Entradas de elementos de diseño
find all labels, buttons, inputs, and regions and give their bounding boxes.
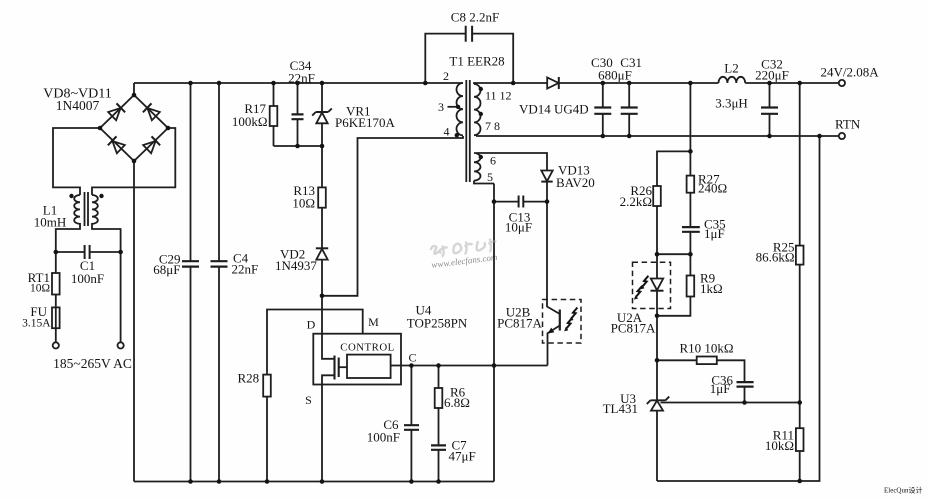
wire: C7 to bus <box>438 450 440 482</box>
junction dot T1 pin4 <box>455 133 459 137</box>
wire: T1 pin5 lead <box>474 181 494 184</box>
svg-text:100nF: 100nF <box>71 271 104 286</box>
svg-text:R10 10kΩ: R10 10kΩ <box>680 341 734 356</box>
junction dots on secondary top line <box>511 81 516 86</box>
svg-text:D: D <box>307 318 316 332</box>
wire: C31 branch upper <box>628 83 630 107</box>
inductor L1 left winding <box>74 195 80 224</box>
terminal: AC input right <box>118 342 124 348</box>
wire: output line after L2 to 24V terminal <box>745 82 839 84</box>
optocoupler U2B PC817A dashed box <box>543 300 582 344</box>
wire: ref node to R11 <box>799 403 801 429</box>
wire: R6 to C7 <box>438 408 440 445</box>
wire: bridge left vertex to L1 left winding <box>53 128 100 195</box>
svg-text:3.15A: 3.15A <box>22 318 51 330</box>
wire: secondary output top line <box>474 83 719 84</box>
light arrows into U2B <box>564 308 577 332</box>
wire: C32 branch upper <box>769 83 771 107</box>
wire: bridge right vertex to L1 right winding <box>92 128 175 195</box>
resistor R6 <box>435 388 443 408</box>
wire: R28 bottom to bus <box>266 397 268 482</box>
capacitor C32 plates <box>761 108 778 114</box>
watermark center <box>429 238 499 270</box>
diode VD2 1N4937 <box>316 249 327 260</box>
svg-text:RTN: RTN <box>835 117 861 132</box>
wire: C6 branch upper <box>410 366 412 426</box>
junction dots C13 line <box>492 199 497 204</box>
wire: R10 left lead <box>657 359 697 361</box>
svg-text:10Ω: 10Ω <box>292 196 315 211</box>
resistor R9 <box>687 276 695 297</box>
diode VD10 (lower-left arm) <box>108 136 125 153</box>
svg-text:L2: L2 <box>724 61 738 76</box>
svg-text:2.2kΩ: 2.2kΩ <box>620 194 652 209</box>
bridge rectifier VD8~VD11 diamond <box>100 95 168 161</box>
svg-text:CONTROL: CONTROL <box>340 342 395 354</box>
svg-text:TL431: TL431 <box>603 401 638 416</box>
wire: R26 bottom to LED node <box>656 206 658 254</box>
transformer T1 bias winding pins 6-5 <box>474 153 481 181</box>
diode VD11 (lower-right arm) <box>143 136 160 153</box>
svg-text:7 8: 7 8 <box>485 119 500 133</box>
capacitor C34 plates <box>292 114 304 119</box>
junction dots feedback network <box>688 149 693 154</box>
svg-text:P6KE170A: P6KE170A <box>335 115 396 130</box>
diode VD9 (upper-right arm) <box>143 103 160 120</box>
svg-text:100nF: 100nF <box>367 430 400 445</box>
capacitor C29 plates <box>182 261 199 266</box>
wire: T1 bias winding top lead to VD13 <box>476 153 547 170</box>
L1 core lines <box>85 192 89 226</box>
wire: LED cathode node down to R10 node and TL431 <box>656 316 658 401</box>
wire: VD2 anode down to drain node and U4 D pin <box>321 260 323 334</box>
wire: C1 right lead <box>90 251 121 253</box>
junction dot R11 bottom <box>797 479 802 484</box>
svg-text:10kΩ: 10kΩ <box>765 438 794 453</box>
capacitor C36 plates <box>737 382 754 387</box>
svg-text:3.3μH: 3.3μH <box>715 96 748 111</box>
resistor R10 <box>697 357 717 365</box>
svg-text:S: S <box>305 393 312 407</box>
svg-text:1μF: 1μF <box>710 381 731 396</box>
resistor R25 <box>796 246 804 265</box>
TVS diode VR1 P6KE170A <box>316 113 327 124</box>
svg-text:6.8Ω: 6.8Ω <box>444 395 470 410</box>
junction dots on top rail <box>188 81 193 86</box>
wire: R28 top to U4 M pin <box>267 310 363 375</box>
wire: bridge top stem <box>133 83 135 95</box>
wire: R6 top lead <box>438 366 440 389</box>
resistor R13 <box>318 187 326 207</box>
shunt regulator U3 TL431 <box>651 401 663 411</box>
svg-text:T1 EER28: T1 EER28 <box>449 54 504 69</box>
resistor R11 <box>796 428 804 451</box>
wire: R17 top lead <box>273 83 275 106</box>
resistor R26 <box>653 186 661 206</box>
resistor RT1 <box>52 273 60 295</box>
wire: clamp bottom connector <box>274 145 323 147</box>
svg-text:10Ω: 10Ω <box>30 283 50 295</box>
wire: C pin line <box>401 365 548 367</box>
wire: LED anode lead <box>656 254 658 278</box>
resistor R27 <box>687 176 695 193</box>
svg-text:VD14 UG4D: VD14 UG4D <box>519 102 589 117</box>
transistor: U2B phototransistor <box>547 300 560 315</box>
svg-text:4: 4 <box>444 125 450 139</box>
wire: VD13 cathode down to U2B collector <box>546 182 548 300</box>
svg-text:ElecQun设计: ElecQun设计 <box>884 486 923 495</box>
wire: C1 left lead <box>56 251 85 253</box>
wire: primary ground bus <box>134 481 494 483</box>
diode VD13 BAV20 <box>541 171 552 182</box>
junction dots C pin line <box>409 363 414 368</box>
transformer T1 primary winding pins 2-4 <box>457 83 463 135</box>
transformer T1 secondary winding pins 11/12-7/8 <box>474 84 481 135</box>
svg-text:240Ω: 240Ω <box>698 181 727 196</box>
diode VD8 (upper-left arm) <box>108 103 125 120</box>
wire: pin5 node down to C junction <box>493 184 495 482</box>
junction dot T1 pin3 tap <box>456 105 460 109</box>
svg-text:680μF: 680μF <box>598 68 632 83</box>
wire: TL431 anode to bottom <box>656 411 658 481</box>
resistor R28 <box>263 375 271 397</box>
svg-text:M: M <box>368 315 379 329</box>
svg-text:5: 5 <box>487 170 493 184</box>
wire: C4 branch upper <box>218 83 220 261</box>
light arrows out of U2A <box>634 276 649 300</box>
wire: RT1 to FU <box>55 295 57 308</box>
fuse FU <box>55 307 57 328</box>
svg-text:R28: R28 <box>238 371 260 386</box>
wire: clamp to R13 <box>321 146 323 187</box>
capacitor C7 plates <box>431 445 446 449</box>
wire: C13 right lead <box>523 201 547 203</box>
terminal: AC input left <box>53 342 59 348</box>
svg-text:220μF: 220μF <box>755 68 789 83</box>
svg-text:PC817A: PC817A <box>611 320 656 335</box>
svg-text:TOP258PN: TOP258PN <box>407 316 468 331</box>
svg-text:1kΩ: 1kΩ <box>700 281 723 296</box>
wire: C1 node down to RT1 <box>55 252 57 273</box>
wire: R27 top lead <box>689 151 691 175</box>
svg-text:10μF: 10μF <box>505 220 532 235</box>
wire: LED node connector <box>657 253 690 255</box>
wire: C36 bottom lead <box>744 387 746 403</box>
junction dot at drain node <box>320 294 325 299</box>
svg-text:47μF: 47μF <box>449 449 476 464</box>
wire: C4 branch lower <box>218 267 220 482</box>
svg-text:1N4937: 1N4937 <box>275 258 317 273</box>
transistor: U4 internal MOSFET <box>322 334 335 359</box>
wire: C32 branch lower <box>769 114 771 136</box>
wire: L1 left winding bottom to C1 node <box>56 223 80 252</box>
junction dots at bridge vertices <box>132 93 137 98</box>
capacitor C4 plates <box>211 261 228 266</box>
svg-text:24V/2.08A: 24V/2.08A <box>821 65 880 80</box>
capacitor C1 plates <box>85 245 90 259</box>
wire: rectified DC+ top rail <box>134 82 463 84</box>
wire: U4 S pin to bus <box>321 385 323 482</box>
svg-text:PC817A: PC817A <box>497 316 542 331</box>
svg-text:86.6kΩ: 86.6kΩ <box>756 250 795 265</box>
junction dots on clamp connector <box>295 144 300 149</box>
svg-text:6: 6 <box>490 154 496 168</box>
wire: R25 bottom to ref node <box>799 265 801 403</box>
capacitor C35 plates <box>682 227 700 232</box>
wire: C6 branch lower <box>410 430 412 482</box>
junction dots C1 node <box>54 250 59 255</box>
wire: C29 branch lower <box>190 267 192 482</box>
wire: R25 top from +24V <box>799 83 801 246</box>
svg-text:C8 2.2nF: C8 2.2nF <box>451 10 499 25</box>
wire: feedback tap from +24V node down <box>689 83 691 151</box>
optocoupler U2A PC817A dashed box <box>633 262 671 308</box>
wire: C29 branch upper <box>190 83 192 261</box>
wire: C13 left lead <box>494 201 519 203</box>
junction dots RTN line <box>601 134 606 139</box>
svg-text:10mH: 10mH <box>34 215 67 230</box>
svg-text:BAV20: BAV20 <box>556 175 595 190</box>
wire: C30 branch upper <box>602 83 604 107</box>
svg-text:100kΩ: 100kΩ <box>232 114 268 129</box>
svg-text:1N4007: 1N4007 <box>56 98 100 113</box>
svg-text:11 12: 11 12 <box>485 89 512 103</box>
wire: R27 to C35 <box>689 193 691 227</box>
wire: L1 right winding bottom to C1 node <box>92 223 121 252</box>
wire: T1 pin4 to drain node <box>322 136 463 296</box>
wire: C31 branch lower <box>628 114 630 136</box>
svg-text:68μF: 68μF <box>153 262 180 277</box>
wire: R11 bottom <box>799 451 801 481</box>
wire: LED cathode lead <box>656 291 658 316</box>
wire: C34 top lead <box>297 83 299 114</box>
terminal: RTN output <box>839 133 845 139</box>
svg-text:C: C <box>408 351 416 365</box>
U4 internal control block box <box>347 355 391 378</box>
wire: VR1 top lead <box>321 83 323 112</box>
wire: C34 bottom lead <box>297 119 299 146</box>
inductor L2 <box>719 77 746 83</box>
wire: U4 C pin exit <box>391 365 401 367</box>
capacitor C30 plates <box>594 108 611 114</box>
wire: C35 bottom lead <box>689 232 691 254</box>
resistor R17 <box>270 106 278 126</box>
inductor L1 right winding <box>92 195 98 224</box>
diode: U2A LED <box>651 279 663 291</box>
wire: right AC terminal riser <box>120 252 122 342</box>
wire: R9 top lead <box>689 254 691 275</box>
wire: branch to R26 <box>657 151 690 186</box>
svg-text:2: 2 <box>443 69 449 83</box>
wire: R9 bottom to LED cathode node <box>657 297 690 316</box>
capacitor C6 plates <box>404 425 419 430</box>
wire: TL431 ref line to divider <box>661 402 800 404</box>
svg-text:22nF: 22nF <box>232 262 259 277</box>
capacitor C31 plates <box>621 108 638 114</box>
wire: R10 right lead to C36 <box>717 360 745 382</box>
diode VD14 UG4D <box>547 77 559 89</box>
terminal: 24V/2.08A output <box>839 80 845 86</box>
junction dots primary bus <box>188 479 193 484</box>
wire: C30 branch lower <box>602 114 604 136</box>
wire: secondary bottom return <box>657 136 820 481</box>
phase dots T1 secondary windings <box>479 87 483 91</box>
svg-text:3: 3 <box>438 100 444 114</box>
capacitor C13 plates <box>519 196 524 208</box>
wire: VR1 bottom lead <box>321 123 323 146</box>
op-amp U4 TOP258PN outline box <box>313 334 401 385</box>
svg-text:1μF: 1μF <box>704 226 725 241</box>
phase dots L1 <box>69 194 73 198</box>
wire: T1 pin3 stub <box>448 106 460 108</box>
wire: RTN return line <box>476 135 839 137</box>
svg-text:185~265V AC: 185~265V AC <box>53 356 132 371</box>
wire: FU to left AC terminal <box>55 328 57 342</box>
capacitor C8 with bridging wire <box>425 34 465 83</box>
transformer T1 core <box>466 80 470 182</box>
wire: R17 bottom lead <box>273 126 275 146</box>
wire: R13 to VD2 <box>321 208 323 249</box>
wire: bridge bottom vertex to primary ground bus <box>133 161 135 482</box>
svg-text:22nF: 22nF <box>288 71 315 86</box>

Objetivo de la tarea >>
Cambia "optocoupler" por "opto-isolator" en las líneas que empiezan en la que contiene "wire: C7 to bus <box>438 450 440 482</box>" y terminan en la que contiene "capacitor C32 plates", y escríbelas de nuevo sin modificar nada más.

Respuesta a la tarea >>
wire: C7 to bus <box>438 450 440 482</box>
junction dot T1 pin4 <box>455 133 459 137</box>
wire: T1 pin5 lead <box>474 181 494 184</box>
svg-text:100nF: 100nF <box>71 271 104 286</box>
svg-text:R10 10kΩ: R10 10kΩ <box>680 341 734 356</box>
junction dots on secondary top line <box>511 81 516 86</box>
svg-text:D: D <box>307 318 316 332</box>
wire: C31 branch upper <box>628 83 630 107</box>
inductor L1 left winding <box>74 195 80 224</box>
terminal: AC input right <box>118 342 124 348</box>
wire: output line after L2 to 24V terminal <box>745 82 839 84</box>
opto-isolator U2B PC817A dashed box <box>543 300 582 344</box>
wire: ref node to R11 <box>799 403 801 429</box>
wire: R6 to C7 <box>438 408 440 445</box>
wire: bridge left vertex to L1 left winding <box>53 128 100 195</box>
svg-text:3.15A: 3.15A <box>22 318 51 330</box>
wire: secondary output top line <box>474 83 719 84</box>
light arrows into U2B <box>564 308 577 332</box>
wire: C32 branch upper <box>769 83 771 107</box>
wire: bridge right vertex to L1 right winding <box>92 128 175 195</box>
resistor R6 <box>435 388 443 408</box>
wire: R28 bottom to bus <box>266 397 268 482</box>
capacitor C32 plates <box>761 108 778 114</box>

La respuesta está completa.